WRITTEN EXERCISE: Output the material beneath exactly, leaving nothing out.

DATA SECTION:
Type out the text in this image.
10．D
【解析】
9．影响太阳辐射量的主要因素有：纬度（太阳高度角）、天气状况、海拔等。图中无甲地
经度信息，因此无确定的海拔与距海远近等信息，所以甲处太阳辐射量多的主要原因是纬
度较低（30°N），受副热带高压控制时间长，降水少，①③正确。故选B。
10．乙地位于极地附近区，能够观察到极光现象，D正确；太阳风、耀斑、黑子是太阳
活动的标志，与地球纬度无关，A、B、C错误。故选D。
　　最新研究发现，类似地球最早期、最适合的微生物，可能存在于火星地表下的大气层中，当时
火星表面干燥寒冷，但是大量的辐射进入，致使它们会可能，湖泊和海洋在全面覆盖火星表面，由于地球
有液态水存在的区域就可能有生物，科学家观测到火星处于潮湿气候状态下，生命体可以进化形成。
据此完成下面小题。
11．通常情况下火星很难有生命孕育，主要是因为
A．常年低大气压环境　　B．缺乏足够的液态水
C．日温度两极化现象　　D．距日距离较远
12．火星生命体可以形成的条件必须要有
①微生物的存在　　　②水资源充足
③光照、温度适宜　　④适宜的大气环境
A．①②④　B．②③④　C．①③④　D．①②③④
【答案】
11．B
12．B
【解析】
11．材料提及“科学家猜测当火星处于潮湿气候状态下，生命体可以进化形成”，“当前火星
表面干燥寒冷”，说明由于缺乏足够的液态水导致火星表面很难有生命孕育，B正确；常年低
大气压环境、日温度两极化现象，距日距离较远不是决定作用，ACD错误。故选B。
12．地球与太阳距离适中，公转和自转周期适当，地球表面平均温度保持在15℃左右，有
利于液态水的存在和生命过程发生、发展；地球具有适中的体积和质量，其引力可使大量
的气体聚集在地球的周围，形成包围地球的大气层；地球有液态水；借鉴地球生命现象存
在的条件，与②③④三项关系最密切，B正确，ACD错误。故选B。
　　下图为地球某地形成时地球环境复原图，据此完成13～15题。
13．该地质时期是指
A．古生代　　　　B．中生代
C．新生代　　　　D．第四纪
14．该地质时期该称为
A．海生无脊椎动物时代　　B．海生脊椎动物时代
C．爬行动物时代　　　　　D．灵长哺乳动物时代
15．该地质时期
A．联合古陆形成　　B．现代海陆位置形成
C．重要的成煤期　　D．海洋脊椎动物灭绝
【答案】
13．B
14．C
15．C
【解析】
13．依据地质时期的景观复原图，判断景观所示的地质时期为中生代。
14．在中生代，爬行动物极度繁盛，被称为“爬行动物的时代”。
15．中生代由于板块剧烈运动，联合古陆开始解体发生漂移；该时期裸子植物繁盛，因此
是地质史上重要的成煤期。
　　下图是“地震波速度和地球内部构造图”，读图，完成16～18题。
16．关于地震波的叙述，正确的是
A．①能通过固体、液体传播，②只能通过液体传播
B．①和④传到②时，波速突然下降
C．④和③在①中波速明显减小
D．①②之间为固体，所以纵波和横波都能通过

EXERCISE OUTPUT:
Type out the text in this image.
10．D
【解析】
9．影响太阳辐射量的主要因素有：纬度（太阳高度角）、天气状况、海拔等。图中无甲地
经度信息，因此无确定的海拔与距海远近等信息，所以甲处太阳辐射量多的主要原因是纬
度较低（30°N），受副热带高压控制时间长，降水少，①③正确。故选B。
10．乙地位于极地附近区，能够观察到极光现象，D正确；太阳风、耀斑、黑子是太阳
活动的标志，与地球纬度无关，A、B、C错误。故选D。
　　最新研究发现，类似地球最早期、最适合的微生物，可能存在于火星地表下的大气层中，当时
火星表面干燥寒冷，但是大量的辐射进入，致使它们会可能，湖泊和海洋在全面覆盖火星表面，由于地球
有液态水存在的区域就可能有生物，科学家观测到火星处于潮湿气候状态下，生命体可以进化形成。
据此完成下面小题。
11．通常情况下火星很难有生命孕育，主要是因为
A．常年低大气压环境　　B．缺乏足够的液态水
C．日温度两极化现象　　D．距日距离较远
12．火星生命体可以形成的条件必须要有
①微生物的存在　　　②水资源充足
③光照、温度适宜　　④适宜的大气环境
A．①②④　B．②③④　C．①③④　D．①②③④
【答案】
11．B
12．B
【解析】
11．材料提及“科学家猜测当火星处于潮湿气候状态下，生命体可以进化形成”，“当前火星
表面干燥寒冷”，说明由于缺乏足够的液态水导致火星表面很难有生命孕育，B正确；常年低
大气压环境、日温度两极化现象，距日距离较远不是决定作用，ACD错误。故选B。
12．地球与太阳距离适中，公转和自转周期适当，地球表面平均温度保持在15℃左右，有
利于液态水的存在和生命过程发生、发展；地球具有适中的体积和质量，其引力可使大量
的气体聚集在地球的周围，形成包围地球的大气层；地球有液态水；借鉴地球生命现象存
在的条件，与②③④三项关系最密切，B正确，ACD错误。故选B。
　　下图为地球某地形成时地球环境复原图，据此完成13～15题。
13．该地质时期是指
A．古生代　　　　B．中生代
C．新生代　　　　D．第四纪
14．该地质时期该称为
A．海生无脊椎动物时代　　B．海生脊椎动物时代
C．爬行动物时代　　　　　D．灵长哺乳动物时代
15．该地质时期
A．联合古陆形成　　B．现代海陆位置形成
C．重要的成煤期　　D．海洋脊椎动物灭绝
【答案】
13．B
14．C
15．C
【解析】
13．依据地质时期的景观复原图，判断景观所示的地质时期为中生代。
14．在中生代，爬行动物极度繁盛，被称为“爬行动物的时代”。
15．中生代由于板块剧烈运动，联合古陆开始解体发生漂移；该时期裸子植物繁盛，因此
是地质史上重要的成煤期。
　　下图是“地震波速度和地球内部构造图”，读图，完成16～18题。
16．关于地震波的叙述，正确的是
A．①能通过固体、液体传播，②只能通过液体传播
B．①和④传到②时，波速突然下降
C．④和③在①中波速明显减小
D．①②之间为固体，所以纵波和横波都能通过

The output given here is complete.